Short task = Search the data for the word "message". Reproduce every line where it is found.

Data for this exercise =
....
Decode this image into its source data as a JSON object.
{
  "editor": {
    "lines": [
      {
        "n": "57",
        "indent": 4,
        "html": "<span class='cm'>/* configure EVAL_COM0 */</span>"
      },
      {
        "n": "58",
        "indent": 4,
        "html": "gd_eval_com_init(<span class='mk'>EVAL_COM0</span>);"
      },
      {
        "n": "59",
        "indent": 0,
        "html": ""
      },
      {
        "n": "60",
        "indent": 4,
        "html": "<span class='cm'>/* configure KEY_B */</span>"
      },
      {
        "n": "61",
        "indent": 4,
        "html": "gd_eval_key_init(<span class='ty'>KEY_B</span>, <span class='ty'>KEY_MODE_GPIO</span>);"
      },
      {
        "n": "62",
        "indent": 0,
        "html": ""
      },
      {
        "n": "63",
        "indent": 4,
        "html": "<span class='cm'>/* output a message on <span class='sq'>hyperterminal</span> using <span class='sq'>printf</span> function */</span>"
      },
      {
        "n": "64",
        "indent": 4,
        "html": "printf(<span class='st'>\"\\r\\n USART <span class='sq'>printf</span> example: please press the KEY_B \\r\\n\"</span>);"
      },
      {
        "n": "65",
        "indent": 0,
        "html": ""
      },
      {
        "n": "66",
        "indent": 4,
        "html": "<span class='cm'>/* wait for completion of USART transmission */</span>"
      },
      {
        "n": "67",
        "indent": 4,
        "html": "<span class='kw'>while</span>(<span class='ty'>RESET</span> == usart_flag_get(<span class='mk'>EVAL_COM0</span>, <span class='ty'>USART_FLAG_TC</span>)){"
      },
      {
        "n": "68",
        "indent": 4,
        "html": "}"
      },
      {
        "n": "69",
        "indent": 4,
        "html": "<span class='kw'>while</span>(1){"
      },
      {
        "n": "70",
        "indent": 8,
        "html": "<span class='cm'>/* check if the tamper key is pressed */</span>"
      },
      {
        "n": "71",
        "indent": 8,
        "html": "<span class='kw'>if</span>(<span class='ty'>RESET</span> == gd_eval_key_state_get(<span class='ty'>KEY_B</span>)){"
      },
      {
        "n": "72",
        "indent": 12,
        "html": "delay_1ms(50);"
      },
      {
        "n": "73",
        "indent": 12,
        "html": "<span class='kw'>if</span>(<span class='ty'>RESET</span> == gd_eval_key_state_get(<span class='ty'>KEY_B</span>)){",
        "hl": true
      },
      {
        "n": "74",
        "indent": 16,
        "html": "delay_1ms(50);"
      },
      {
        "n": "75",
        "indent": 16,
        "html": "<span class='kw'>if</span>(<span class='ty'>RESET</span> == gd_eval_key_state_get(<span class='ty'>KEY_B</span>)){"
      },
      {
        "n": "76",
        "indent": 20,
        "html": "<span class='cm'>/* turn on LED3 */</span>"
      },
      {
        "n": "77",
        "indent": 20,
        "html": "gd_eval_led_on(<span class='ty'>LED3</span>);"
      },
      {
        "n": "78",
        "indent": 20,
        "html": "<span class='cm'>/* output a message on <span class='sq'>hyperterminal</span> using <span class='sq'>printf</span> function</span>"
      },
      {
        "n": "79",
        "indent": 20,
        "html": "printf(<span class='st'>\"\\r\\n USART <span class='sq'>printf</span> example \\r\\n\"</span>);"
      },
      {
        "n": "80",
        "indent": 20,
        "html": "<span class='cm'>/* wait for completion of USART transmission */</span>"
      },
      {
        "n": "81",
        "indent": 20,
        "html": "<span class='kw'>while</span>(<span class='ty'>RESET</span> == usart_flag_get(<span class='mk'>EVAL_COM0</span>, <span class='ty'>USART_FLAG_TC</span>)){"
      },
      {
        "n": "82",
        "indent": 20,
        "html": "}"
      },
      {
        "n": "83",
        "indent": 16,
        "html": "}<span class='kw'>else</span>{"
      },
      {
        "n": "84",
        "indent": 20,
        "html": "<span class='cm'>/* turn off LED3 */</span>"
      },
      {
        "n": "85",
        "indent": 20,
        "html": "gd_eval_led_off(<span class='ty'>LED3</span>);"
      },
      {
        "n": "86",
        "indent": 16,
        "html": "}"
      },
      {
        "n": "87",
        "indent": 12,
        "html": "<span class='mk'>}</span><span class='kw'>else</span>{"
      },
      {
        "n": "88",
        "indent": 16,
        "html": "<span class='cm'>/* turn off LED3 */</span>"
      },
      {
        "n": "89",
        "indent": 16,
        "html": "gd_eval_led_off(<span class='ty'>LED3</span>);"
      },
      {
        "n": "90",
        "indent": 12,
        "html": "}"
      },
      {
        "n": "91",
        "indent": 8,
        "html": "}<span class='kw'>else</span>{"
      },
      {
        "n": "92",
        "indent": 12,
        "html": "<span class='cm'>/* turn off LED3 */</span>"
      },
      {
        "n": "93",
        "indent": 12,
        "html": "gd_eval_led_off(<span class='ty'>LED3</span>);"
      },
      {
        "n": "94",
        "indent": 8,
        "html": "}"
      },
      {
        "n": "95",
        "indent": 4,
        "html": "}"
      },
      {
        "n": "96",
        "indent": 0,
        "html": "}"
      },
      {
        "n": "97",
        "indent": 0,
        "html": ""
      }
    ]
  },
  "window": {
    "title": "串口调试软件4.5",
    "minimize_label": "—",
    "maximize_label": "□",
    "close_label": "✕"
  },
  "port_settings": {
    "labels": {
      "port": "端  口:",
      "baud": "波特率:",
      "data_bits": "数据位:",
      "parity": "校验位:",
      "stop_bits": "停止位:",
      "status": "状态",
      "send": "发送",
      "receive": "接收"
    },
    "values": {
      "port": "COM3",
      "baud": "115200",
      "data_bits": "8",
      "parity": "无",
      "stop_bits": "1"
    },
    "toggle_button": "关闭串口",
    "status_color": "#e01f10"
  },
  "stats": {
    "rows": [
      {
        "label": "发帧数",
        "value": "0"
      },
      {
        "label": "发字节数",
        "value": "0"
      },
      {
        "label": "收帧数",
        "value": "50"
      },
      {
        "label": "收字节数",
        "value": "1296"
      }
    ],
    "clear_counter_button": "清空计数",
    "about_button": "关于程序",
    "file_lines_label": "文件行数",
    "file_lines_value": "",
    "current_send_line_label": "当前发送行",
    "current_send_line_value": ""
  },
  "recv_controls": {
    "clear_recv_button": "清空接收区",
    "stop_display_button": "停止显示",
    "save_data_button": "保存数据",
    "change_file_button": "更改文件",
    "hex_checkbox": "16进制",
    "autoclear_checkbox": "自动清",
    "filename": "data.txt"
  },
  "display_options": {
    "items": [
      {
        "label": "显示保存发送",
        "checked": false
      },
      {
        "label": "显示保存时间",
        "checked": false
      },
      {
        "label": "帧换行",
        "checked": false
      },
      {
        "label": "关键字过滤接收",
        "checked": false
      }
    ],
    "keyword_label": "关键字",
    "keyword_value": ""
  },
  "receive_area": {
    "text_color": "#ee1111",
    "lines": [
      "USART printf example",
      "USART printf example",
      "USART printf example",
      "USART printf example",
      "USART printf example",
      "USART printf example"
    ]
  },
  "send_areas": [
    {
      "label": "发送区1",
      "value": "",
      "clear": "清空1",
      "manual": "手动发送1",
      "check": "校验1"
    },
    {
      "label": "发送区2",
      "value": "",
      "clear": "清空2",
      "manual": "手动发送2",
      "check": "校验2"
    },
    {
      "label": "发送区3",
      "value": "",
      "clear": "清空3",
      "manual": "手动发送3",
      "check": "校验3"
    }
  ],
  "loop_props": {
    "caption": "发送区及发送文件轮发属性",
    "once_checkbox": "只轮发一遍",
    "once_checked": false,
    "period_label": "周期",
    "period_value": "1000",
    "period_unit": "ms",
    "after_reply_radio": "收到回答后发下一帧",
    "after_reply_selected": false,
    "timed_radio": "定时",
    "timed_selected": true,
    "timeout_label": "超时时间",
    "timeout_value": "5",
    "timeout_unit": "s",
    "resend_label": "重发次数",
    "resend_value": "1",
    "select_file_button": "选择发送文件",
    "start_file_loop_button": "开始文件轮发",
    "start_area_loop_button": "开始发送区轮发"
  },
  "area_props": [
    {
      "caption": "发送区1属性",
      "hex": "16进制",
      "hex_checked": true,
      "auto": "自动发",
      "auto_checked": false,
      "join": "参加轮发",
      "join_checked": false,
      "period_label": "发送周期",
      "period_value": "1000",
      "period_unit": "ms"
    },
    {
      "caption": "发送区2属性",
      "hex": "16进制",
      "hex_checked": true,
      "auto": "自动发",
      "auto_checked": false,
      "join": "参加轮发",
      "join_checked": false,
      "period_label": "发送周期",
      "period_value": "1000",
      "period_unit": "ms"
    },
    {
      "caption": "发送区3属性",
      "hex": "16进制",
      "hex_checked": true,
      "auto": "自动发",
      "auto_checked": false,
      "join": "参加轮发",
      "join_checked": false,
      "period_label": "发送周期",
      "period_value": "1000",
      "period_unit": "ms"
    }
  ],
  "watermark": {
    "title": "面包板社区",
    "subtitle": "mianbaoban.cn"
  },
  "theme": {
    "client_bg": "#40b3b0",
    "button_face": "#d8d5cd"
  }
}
....
Answer to the problem =
        "html": "<span class='cm'>/* output a message on <span class='sq'>hyperterminal</span> using <span class='sq'>printf</span> function */</span>"
        "html": "<span class='cm'>/* output a message on <span class='sq'>hyperterminal</span> using <span class='sq'>printf</span> function</span>"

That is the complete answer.